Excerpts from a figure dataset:
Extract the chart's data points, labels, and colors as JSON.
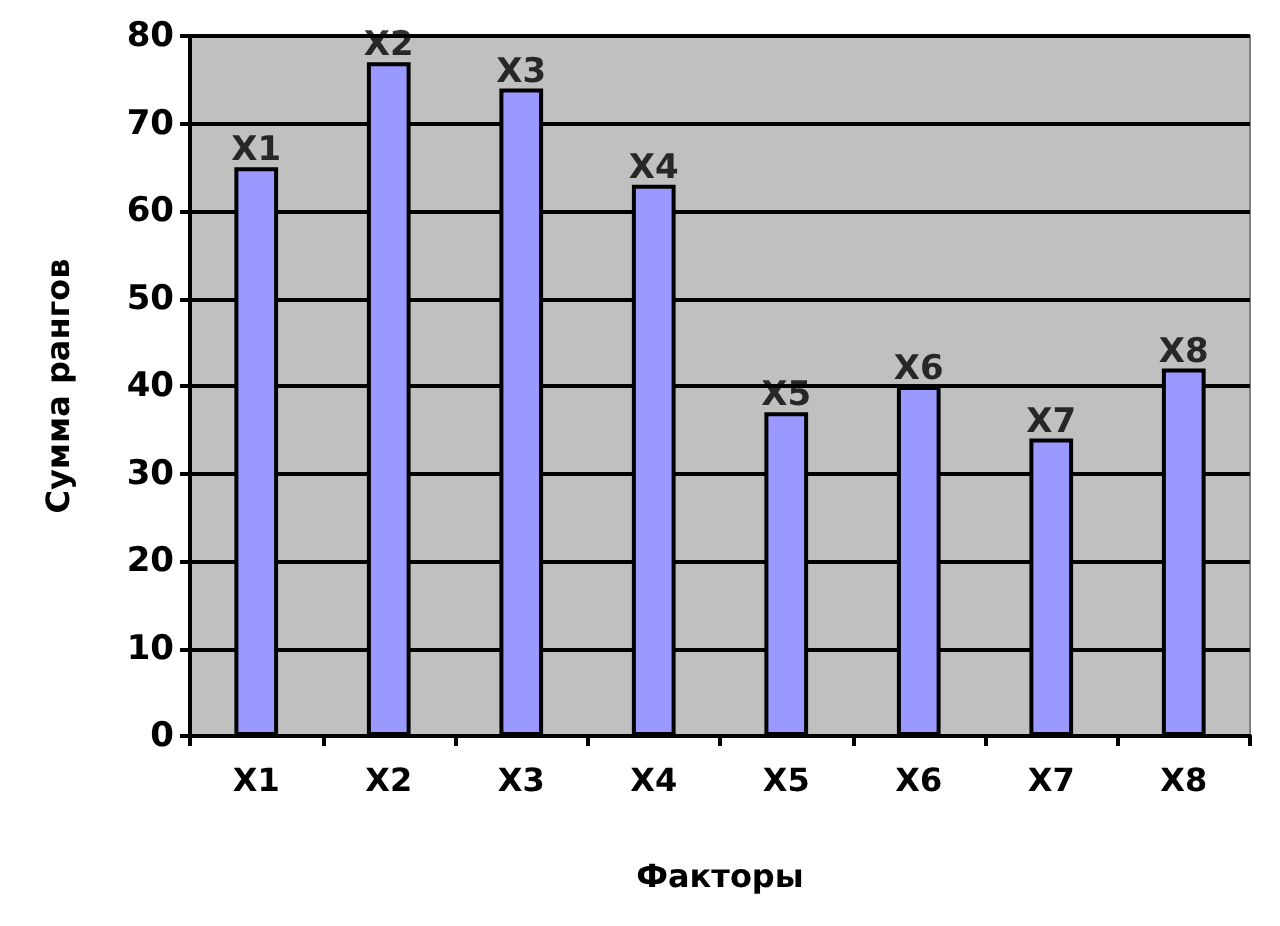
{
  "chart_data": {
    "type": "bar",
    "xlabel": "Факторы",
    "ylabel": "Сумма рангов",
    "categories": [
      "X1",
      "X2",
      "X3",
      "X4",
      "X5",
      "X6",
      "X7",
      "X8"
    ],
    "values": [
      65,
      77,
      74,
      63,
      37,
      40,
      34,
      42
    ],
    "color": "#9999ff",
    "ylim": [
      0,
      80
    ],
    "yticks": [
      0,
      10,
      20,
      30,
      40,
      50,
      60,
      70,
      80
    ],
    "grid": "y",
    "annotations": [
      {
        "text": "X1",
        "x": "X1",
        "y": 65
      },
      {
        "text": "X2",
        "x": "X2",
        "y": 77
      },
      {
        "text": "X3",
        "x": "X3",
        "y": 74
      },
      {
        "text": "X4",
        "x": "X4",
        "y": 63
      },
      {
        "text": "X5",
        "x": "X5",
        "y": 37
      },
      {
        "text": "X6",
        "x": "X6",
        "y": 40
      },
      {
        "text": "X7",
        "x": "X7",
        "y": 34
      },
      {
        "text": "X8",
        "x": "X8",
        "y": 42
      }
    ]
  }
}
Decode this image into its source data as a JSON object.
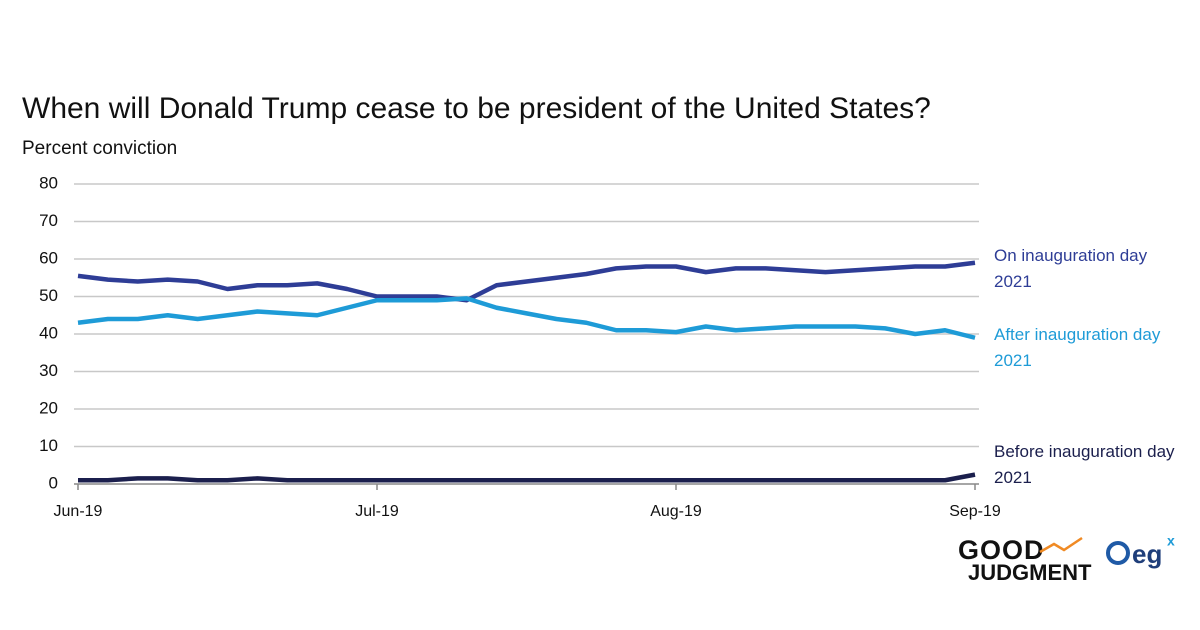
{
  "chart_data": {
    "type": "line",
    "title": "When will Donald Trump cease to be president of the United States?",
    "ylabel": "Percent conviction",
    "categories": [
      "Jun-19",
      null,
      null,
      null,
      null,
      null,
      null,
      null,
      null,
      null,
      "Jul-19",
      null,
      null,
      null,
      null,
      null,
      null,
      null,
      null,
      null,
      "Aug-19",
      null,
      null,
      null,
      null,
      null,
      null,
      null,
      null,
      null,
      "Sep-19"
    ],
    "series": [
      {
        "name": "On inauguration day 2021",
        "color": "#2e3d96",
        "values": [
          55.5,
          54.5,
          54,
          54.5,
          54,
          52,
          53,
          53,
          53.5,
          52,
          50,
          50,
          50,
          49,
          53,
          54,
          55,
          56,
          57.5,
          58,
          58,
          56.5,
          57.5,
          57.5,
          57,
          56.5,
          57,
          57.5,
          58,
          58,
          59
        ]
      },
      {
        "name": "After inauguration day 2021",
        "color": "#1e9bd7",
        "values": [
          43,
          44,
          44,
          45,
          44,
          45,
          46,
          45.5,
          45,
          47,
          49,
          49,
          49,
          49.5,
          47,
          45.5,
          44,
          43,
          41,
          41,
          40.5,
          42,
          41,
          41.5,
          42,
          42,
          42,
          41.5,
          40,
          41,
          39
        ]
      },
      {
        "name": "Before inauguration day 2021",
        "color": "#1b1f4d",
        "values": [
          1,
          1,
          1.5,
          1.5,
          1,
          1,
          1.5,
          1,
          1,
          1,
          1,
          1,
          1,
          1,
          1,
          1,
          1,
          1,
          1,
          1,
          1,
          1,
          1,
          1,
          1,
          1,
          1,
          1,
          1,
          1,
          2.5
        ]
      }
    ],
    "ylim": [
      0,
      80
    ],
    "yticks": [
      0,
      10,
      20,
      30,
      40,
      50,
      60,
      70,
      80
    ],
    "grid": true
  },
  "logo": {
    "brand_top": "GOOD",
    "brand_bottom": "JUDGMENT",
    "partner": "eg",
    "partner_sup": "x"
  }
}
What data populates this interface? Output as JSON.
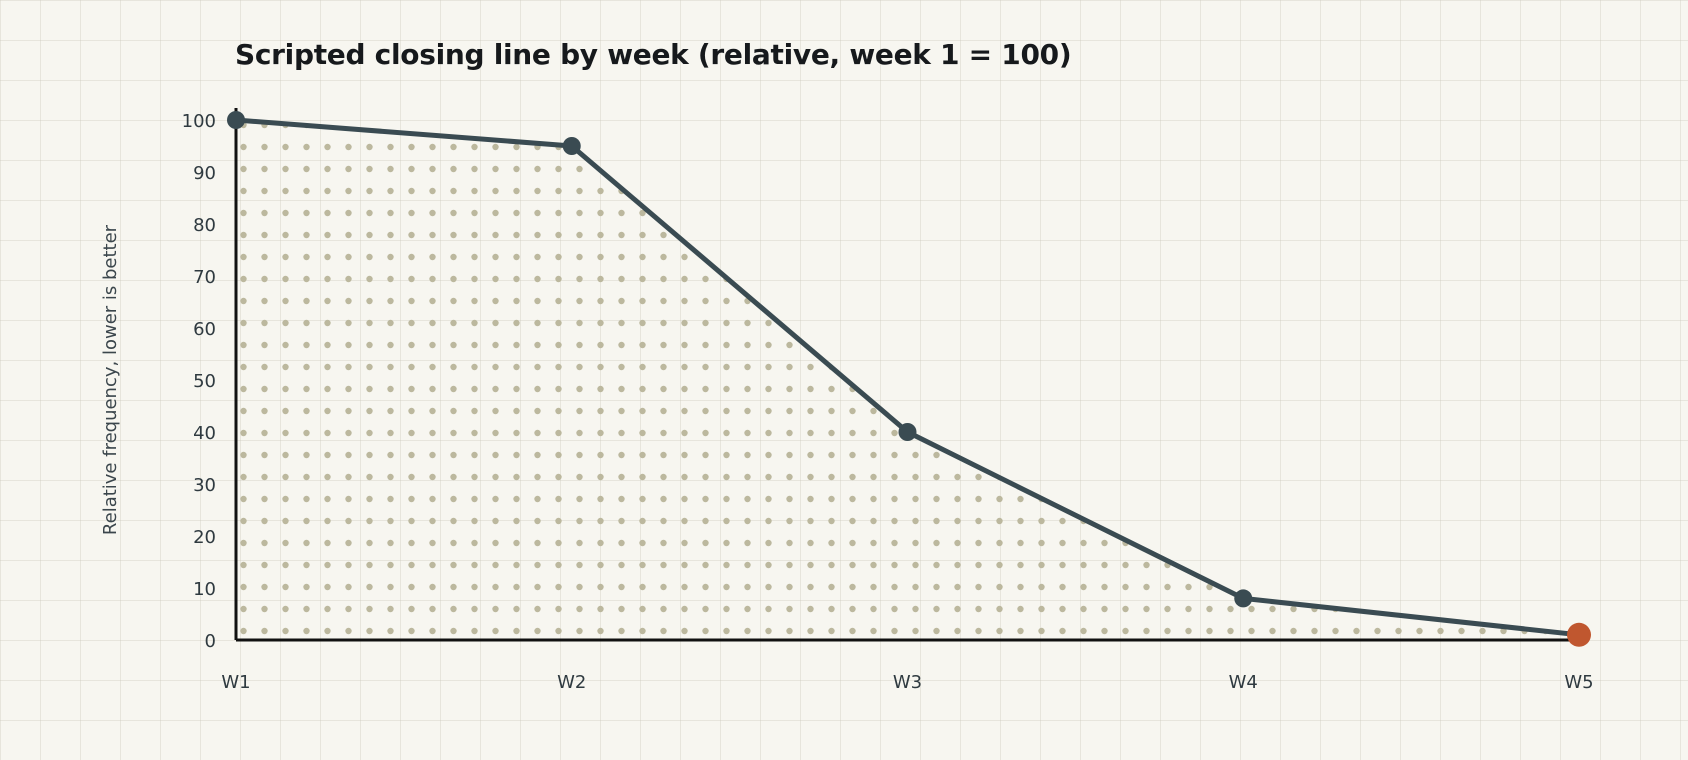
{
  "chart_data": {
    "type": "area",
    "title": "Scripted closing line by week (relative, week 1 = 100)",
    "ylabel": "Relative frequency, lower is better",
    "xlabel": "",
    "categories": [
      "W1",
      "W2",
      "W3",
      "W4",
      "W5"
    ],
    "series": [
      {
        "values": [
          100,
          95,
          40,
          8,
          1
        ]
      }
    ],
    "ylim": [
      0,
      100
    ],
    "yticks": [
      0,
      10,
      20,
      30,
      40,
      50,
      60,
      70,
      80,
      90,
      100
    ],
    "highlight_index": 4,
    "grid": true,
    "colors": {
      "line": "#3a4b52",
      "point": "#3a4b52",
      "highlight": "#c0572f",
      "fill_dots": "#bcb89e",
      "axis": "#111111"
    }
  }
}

* [WHAT TO PRODUCE]
Count the lines of these entries that hold the string "text", and give only that number.

* [ANSWER TO THE TASK]
8